*WORKING DATA*.
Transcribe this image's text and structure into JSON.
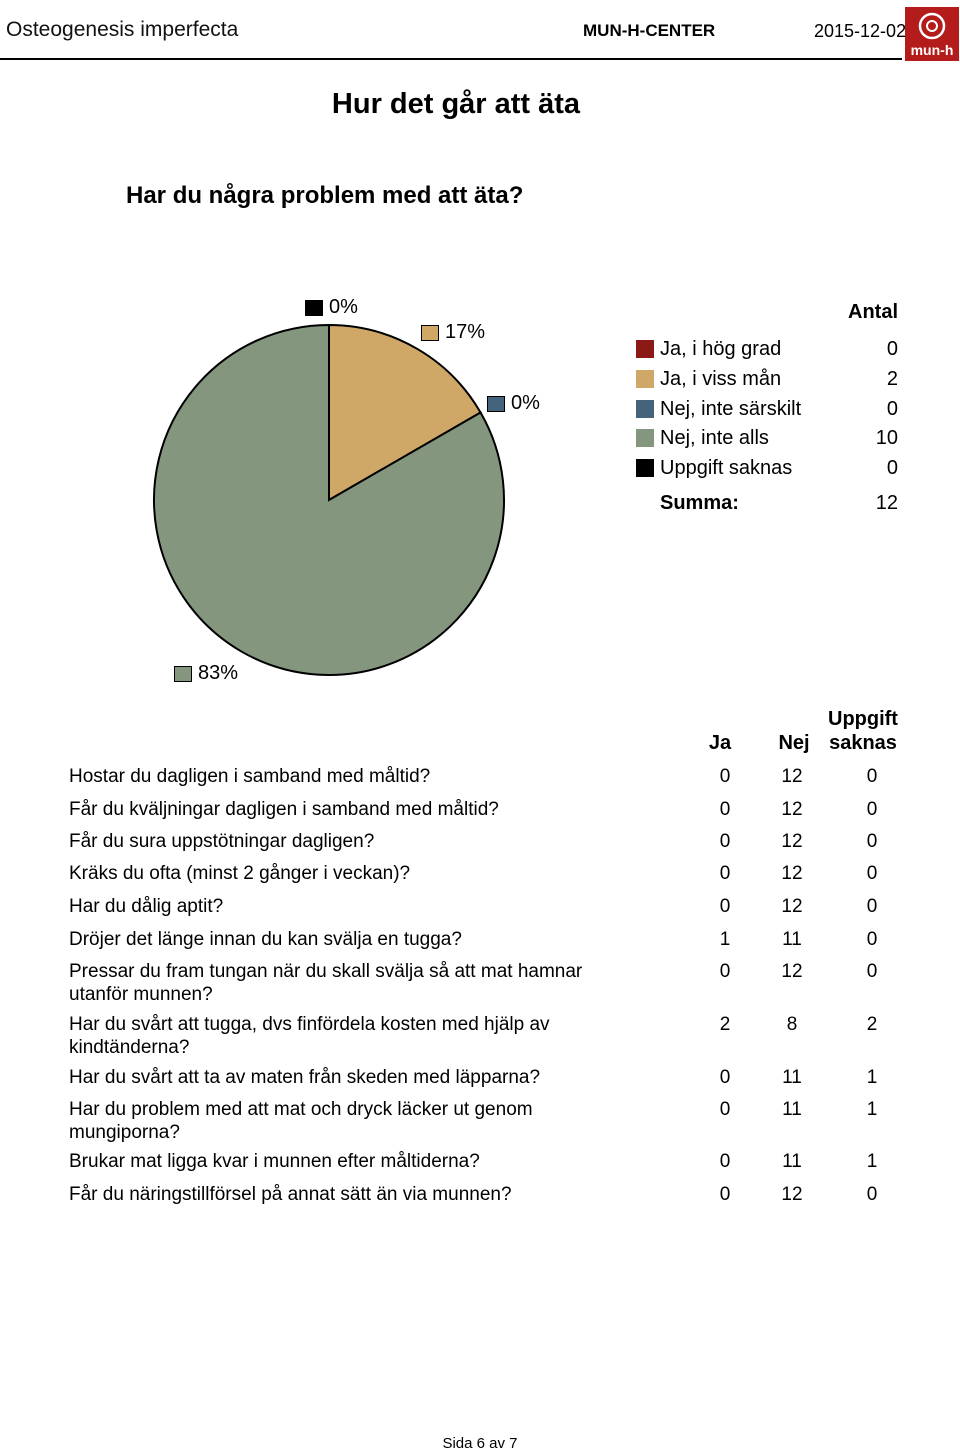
{
  "header": {
    "title": "Osteogenesis imperfecta",
    "center": "MUN-H-CENTER",
    "date": "2015-12-02",
    "logo_text": "mun-h"
  },
  "page_title": "Hur det går att äta",
  "question": "Har du några problem med att äta?",
  "chart_data": {
    "type": "pie",
    "categories": [
      "Ja, i hög grad",
      "Ja, i viss mån",
      "Nej, inte särskilt",
      "Nej, inte alls",
      "Uppgift saknas"
    ],
    "values": [
      0,
      2,
      0,
      10,
      0
    ],
    "percent_labels": [
      "0%",
      "17%",
      "0%",
      "83%"
    ],
    "colors": [
      "#8b1a17",
      "#cfa867",
      "#45637a",
      "#84967e",
      "#000000"
    ],
    "legend_title": "Antal",
    "sum_label": "Summa:",
    "sum_value": "12"
  },
  "table": {
    "columns": [
      "Ja",
      "Nej",
      "Uppgift",
      "saknas"
    ],
    "rows": [
      {
        "q": "Hostar du dagligen i samband med måltid?",
        "ja": "0",
        "nej": "12",
        "saknas": "0"
      },
      {
        "q": "Får du kväljningar dagligen i samband med måltid?",
        "ja": "0",
        "nej": "12",
        "saknas": "0"
      },
      {
        "q": "Får du sura uppstötningar dagligen?",
        "ja": "0",
        "nej": "12",
        "saknas": "0"
      },
      {
        "q": "Kräks du ofta (minst 2 gånger i veckan)?",
        "ja": "0",
        "nej": "12",
        "saknas": "0"
      },
      {
        "q": "Har du dålig aptit?",
        "ja": "0",
        "nej": "12",
        "saknas": "0"
      },
      {
        "q": "Dröjer det länge innan du kan svälja en tugga?",
        "ja": "1",
        "nej": "11",
        "saknas": "0"
      },
      {
        "q": "Pressar du fram tungan när du skall svälja så att mat hamnar utanför munnen?",
        "ja": "0",
        "nej": "12",
        "saknas": "0"
      },
      {
        "q": "Har du svårt att tugga, dvs finfördela kosten med hjälp av kindtänderna?",
        "ja": "2",
        "nej": "8",
        "saknas": "2"
      },
      {
        "q": "Har du svårt att ta av maten från skeden med läpparna?",
        "ja": "0",
        "nej": "11",
        "saknas": "1"
      },
      {
        "q": "Har du problem med att mat och dryck läcker ut genom mungiporna?",
        "ja": "0",
        "nej": "11",
        "saknas": "1"
      },
      {
        "q": "Brukar mat ligga kvar i munnen efter måltiderna?",
        "ja": "0",
        "nej": "11",
        "saknas": "1"
      },
      {
        "q": "Får du näringstillförsel på annat sätt än via munnen?",
        "ja": "0",
        "nej": "12",
        "saknas": "0"
      }
    ]
  },
  "footer": "Sida 6 av 7"
}
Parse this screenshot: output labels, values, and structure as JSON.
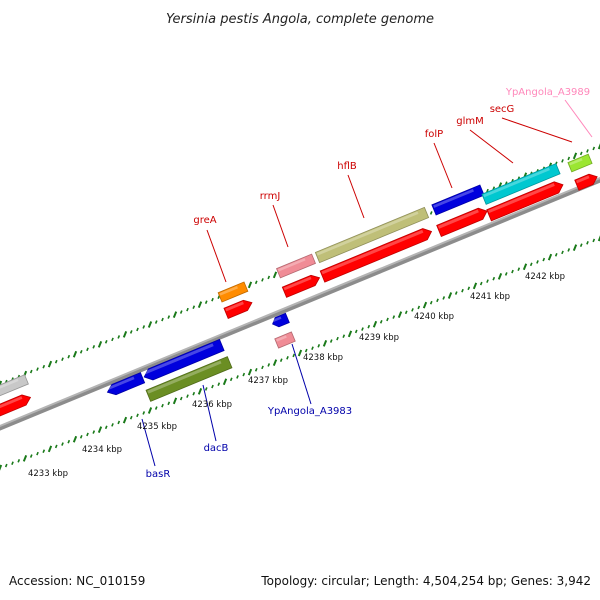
{
  "title": "Yersinia pestis Angola, complete genome",
  "footer": {
    "accession": "Accession: NC_010159",
    "summary": "Topology: circular; Length: 4,504,254 bp; Genes: 3,942"
  },
  "scale_labels": [
    "4233 kbp",
    "4234 kbp",
    "4235 kbp",
    "4236 kbp",
    "4237 kbp",
    "4238 kbp",
    "4239 kbp",
    "4240 kbp",
    "4241 kbp",
    "4242 kbp"
  ],
  "forward_genes": [
    {
      "label": "greA",
      "color": "#cc0000"
    },
    {
      "label": "rrmJ",
      "color": "#cc0000"
    },
    {
      "label": "hflB",
      "color": "#cc0000"
    },
    {
      "label": "folP",
      "color": "#cc0000"
    },
    {
      "label": "glmM",
      "color": "#cc0000"
    },
    {
      "label": "secG",
      "color": "#cc0000"
    },
    {
      "label": "YpAngola_A3989",
      "color": "#ff88bb"
    }
  ],
  "reverse_genes": [
    {
      "label": "basR",
      "color": "#0000aa"
    },
    {
      "label": "dacB",
      "color": "#0000aa"
    },
    {
      "label": "YpAngola_A3983",
      "color": "#0000aa"
    }
  ],
  "colors": {
    "cds_red": "#ff0000",
    "gene_blue": "#0000dd",
    "olive": "#bfbf78",
    "green": "#6b8e23",
    "cyan": "#00c8d0",
    "orange": "#ff8c00",
    "pink": "#f08c96",
    "lime": "#9be632",
    "gray": "#c8c8c8",
    "tick_green": "#1a7a1a"
  }
}
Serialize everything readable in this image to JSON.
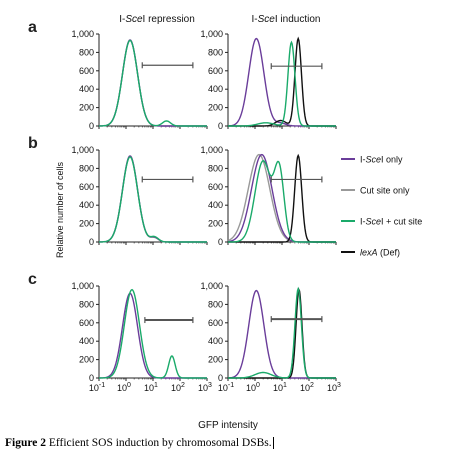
{
  "chart_data": {
    "type": "line",
    "xlabel": "GFP intensity",
    "ylabel": "Relative number of cells",
    "x_scale": "log",
    "x_ticks": [
      "10^-1",
      "10^0",
      "10^1",
      "10^2",
      "10^3"
    ],
    "y_ticks": [
      "0",
      "200",
      "400",
      "600",
      "800",
      "1,000"
    ],
    "ylim": [
      0,
      1000
    ],
    "xlim_log10": [
      -1,
      3
    ],
    "column_titles": [
      {
        "pre": "I-",
        "ital": "Sce",
        "post": "I repression"
      },
      {
        "pre": "I-",
        "ital": "Sce",
        "post": "I induction"
      }
    ],
    "row_labels": [
      "a",
      "b",
      "c"
    ],
    "legend": [
      {
        "pre": "I-",
        "ital": "Sce",
        "post": "I only",
        "color": "#6a3d9a"
      },
      {
        "pre": "",
        "ital": "",
        "post": "Cut site only",
        "color": "#999999"
      },
      {
        "pre": "I-",
        "ital": "Sce",
        "post": "I + cut site",
        "color": "#1aaa6a"
      },
      {
        "pre": "",
        "ital": "lexA",
        "post": " (Def)",
        "color": "#111111"
      }
    ],
    "panels": [
      {
        "row": 0,
        "col": 0,
        "gate": [
          4,
          300
        ],
        "gate_y": 660,
        "series": [
          {
            "key": "iscei_only",
            "peaks": [
              [
                0.15,
                0.28,
                935
              ]
            ]
          },
          {
            "key": "cut_site_only",
            "peaks": [
              [
                0.15,
                0.28,
                935
              ]
            ]
          },
          {
            "key": "iscei_cut",
            "peaks": [
              [
                0.15,
                0.28,
                930
              ],
              [
                1.5,
                0.15,
                55
              ]
            ]
          }
        ]
      },
      {
        "row": 0,
        "col": 1,
        "gate": [
          4,
          300
        ],
        "gate_y": 650,
        "series": [
          {
            "key": "iscei_only",
            "peaks": [
              [
                0.05,
                0.28,
                950
              ],
              [
                0.95,
                0.2,
                30
              ]
            ]
          },
          {
            "key": "iscei_cut",
            "peaks": [
              [
                1.35,
                0.13,
                910
              ],
              [
                0.4,
                0.3,
                35
              ]
            ]
          },
          {
            "key": "lexA_def",
            "peaks": [
              [
                1.6,
                0.12,
                950
              ],
              [
                0.95,
                0.2,
                60
              ]
            ]
          }
        ]
      },
      {
        "row": 1,
        "col": 0,
        "gate": [
          4,
          300
        ],
        "gate_y": 680,
        "series": [
          {
            "key": "iscei_only",
            "peaks": [
              [
                0.15,
                0.28,
                935
              ],
              [
                1.05,
                0.15,
                50
              ]
            ]
          },
          {
            "key": "cut_site_only",
            "peaks": [
              [
                0.15,
                0.28,
                935
              ],
              [
                1.05,
                0.15,
                45
              ]
            ]
          },
          {
            "key": "iscei_cut",
            "peaks": [
              [
                0.15,
                0.28,
                925
              ],
              [
                1.05,
                0.15,
                55
              ]
            ]
          }
        ]
      },
      {
        "row": 1,
        "col": 1,
        "gate": [
          4,
          300
        ],
        "gate_y": 680,
        "series": [
          {
            "key": "iscei_only",
            "peaks": [
              [
                0.25,
                0.38,
                950
              ]
            ]
          },
          {
            "key": "cut_site_only",
            "peaks": [
              [
                0.15,
                0.4,
                950
              ]
            ]
          },
          {
            "key": "iscei_cut",
            "peaks": [
              [
                0.3,
                0.3,
                880
              ],
              [
                0.9,
                0.18,
                740
              ]
            ]
          },
          {
            "key": "lexA_def",
            "peaks": [
              [
                1.6,
                0.13,
                940
              ]
            ]
          }
        ]
      },
      {
        "row": 2,
        "col": 0,
        "gate": [
          5,
          300
        ],
        "gate_y": 630,
        "series": [
          {
            "key": "iscei_only",
            "peaks": [
              [
                0.15,
                0.28,
                920
              ]
            ]
          },
          {
            "key": "iscei_cut",
            "peaks": [
              [
                0.22,
                0.28,
                960
              ],
              [
                1.7,
                0.12,
                240
              ]
            ]
          }
        ]
      },
      {
        "row": 2,
        "col": 1,
        "gate": [
          4,
          300
        ],
        "gate_y": 640,
        "series": [
          {
            "key": "iscei_only",
            "peaks": [
              [
                0.05,
                0.28,
                950
              ]
            ]
          },
          {
            "key": "iscei_cut",
            "peaks": [
              [
                1.6,
                0.12,
                970
              ],
              [
                0.3,
                0.3,
                60
              ]
            ]
          },
          {
            "key": "lexA_def",
            "peaks": [
              [
                1.63,
                0.11,
                960
              ]
            ]
          }
        ]
      }
    ]
  },
  "series_colors": {
    "iscei_only": "#6a3d9a",
    "cut_site_only": "#999999",
    "iscei_cut": "#1aaa6a",
    "lexA_def": "#111111"
  },
  "caption": {
    "label": "Figure 2",
    "text": " Efficient SOS induction by chromosomal DSBs."
  }
}
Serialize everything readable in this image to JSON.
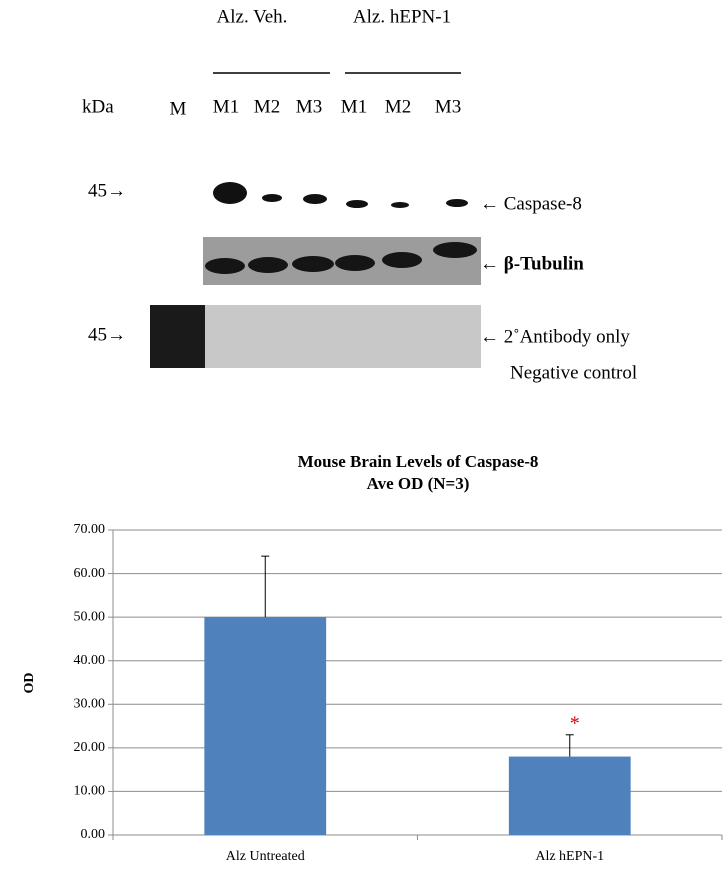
{
  "blot": {
    "group_labels": [
      "Alz. Veh.",
      "Alz. hEPN-1"
    ],
    "kda_label": "kDa",
    "marker_label": "M",
    "lane_labels": [
      "M1",
      "M2",
      "M3",
      "M1",
      "M2",
      "M3"
    ],
    "size_marks": [
      "45→",
      "45→"
    ],
    "band_labels": [
      "← Caspase-8",
      "← β-Tubulin",
      "← 2˚Antibody only",
      "Negative control"
    ]
  },
  "chart_data": {
    "type": "bar",
    "title": [
      "Mouse Brain Levels of Caspase-8",
      "Ave OD (N=3)"
    ],
    "y_label": "OD",
    "categories": [
      "Alz Untreated",
      "Alz hEPN-1"
    ],
    "values": [
      50,
      18
    ],
    "errors": [
      14,
      5
    ],
    "significance_markers": [
      null,
      "*"
    ],
    "color": "#4f81bd",
    "ylim": [
      0,
      70
    ],
    "yticks": [
      {
        "value": 0,
        "label": "0.00"
      },
      {
        "value": 10,
        "label": "10.00"
      },
      {
        "value": 20,
        "label": "20.00"
      },
      {
        "value": 30,
        "label": "30.00"
      },
      {
        "value": 40,
        "label": "40.00"
      },
      {
        "value": 50,
        "label": "50.00"
      },
      {
        "value": 60,
        "label": "60.00"
      },
      {
        "value": 70,
        "label": "70.00"
      }
    ],
    "grid": true
  }
}
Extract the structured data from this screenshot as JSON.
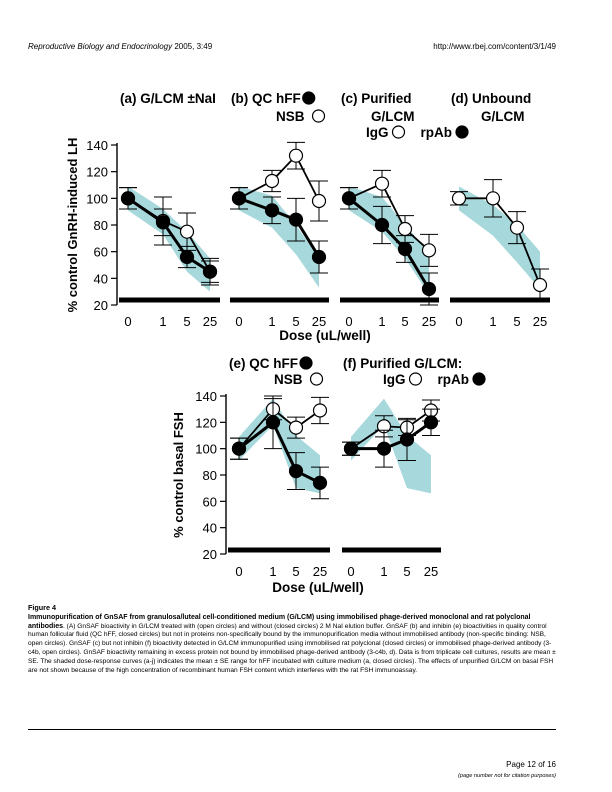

*HOW TO COMPLETE THIS TASK*. Take each line in the listing that has the word "svälja" and copy it.

*EXPECTED OUTPUT*.
        "q": "Dröjer det länge innan du kan svälja en tugga?",
        "q": "Pressar du fram tungan när du skall svälja så att mat hamnar utanför munnen?",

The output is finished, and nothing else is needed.